■ **PAGE EXCERPT**
[Start of Attachment]

Art Garcia was stricken with polio as a child and overcame a series of obstacles to walk again.
Art Garcia works with a physical therapy patient at HealthSouth.
“Why me?”
“I can’t walk across the room.”
“I’ll never get better.”
Better to avoid words like “never,” “can’t,” and “won’t.”
With Garcia as your physical therapist assistant, giving up is not an option. Nor is feeling sorry for yourself.
Why? Well, if illness has not struck the questioner blind, then the answer stands in front of him. Garcia, in the flesh, is both your answer and your inspiration.
Look at him. If the kindness in his eyes doesn’t move you to have a come-to-Jesus moment, how about the fact that he is barely 5 feet tall and he drags his right leg because it’s fused.
Garcia, 59, was born in Mexico City and was struck with polio when he was 2 — contracting it one year before the vaccine was developed (his brother, a doctor, ended up working with Jonas Salk). He was in an iron lung two times. Doctors told his parents he would never walk.

[End of Attachment]

■ **DATA SUPPLIED**
[Start of Attachment]

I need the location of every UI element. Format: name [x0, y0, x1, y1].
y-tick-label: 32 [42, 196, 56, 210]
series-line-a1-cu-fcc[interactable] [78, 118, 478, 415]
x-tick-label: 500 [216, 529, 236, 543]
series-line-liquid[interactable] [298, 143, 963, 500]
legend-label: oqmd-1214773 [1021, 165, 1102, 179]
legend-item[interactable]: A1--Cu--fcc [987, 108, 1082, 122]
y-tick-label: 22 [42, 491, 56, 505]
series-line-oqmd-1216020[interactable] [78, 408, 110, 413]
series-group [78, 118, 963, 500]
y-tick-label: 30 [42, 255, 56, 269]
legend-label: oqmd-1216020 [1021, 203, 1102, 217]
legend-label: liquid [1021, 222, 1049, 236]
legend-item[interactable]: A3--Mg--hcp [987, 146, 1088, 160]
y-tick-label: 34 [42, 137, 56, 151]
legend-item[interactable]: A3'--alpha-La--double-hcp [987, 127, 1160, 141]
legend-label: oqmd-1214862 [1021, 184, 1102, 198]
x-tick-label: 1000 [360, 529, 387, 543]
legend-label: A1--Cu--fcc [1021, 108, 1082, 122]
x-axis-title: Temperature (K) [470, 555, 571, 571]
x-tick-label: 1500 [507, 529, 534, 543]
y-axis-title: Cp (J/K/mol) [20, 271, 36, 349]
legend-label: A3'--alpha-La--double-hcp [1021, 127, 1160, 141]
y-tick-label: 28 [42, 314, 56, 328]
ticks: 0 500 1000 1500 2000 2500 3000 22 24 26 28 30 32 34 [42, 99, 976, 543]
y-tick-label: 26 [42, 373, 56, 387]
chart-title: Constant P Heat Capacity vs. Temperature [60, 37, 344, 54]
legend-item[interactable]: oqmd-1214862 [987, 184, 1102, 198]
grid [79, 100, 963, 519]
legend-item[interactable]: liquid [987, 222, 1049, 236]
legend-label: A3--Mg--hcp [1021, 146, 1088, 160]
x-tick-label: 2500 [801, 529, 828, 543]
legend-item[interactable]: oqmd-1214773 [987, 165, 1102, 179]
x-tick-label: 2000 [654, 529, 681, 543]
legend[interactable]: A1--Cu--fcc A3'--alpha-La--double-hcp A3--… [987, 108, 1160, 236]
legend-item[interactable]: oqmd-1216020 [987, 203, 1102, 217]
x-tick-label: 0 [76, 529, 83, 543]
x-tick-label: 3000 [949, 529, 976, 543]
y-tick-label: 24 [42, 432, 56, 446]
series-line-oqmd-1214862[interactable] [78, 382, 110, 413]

[End of Attachment]

■ **BRIEF**
Write the next part of the Art Garcia profile, continuing after its last sentence. The rows are separate from the Art Garcia profile and unrelated to it.

■ **RESULT BELOW**
As sometimes happens when somebody uses the word “never,” coupled with the phrase, “iron lung,” Garcia, with several assists, spent his life proving that he could.
He moved to Fresno when he was 10. Garcia received help from the Crippled Children’s Association and underwent two surgeries with Dr. Edward Hilderbrand, a man he says saved his life and allowed him to do what he’s doing. This has included graduating from Fresno State, becoming a physical therapist assistant, being married for nine years to Rose, coaching both of his son’s baseball, football and soccer teams, being an assistant Scout leader and founding an amputee support group in Bakersfield.
“When I was training to become a physical therapist, I worked in a hospital in Fresno,” Garcia said. “One day they brought in a woman who had had a terrible stroke. Minutes later Dr. Hilderbrand came in (the doctor who had done his original surgeries).
“He hugged me and said, ‘I took care of you as a child and now you are taking care of my wife.’”
Patients call him “Little Sarge,” or “softie,” reflecting the combination of firmness tempered with encouragement that Garcia employs. After staying at hospitals down south, Bakersfield patients who later are assigned to HealthSouth, Bakersfield Rehabilitation Hospital, often ask, “Is Art still there?”
When assured that, after 16 years, he’s still there, they might say, “Then I’ll go see him.”
Garcia has one of those attitudes that you can either embrace or resent depending on what side of the bed you wake up on.
“I love my job,” he says. “I am able to watch people get better.”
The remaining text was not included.